Your task: Tally the lines containing "JSON" and report the number alone.
|---|
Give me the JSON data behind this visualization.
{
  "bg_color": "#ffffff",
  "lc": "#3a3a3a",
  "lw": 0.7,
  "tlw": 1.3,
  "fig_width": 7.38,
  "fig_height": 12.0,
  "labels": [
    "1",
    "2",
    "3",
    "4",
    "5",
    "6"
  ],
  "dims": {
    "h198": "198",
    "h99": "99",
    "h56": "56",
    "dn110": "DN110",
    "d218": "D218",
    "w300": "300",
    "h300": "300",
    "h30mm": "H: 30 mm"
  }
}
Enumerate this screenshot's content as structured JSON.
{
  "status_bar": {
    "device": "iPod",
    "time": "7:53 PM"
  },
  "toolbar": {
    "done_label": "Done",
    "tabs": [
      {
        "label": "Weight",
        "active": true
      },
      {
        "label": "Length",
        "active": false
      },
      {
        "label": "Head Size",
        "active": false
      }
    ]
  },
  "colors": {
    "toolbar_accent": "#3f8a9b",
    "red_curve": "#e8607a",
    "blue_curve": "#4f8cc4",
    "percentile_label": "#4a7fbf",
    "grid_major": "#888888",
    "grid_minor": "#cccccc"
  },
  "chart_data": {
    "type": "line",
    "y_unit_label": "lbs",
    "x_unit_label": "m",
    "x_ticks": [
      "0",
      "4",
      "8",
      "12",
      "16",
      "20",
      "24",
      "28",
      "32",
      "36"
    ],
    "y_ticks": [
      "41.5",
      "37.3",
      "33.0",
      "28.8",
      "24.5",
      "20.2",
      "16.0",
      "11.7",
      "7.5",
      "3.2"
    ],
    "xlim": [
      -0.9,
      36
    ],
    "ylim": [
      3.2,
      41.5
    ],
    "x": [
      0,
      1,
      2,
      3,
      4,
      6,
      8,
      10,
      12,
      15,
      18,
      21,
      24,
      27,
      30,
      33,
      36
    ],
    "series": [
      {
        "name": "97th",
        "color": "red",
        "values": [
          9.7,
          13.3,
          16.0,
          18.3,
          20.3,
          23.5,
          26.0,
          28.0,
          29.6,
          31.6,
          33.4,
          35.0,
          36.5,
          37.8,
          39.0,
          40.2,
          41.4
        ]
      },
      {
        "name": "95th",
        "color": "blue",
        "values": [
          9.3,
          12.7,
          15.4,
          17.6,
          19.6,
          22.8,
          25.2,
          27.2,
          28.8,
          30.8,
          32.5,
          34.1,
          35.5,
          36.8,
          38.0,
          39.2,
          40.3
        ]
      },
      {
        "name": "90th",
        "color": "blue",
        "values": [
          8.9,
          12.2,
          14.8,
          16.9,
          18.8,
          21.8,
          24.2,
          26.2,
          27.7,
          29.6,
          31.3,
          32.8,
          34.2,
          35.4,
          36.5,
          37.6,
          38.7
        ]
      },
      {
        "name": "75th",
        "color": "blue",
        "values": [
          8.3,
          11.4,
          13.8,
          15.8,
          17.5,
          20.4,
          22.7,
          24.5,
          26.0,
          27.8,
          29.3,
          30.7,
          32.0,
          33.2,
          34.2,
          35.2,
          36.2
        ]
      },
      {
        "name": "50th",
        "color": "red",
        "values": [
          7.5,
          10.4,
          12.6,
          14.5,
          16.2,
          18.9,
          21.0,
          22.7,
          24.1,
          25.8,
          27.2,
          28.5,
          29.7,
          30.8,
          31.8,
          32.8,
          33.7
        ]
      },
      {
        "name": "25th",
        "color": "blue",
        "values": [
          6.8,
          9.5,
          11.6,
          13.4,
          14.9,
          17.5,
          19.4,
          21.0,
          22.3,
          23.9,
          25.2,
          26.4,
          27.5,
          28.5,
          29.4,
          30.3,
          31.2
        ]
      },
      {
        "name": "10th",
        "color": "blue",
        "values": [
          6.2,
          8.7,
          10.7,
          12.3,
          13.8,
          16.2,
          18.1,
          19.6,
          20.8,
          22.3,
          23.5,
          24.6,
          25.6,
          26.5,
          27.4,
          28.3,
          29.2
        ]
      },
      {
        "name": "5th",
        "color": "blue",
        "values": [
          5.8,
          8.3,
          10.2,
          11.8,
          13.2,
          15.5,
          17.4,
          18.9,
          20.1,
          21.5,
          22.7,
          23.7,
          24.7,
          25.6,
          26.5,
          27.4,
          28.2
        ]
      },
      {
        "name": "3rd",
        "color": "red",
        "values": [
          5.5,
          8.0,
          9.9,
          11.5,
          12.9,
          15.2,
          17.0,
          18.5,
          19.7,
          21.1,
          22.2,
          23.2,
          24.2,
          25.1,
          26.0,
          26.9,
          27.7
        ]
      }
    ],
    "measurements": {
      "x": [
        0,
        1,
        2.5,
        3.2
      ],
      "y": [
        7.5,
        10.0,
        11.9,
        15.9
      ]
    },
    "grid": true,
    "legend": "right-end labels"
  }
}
|---|
Solution for this problem: 2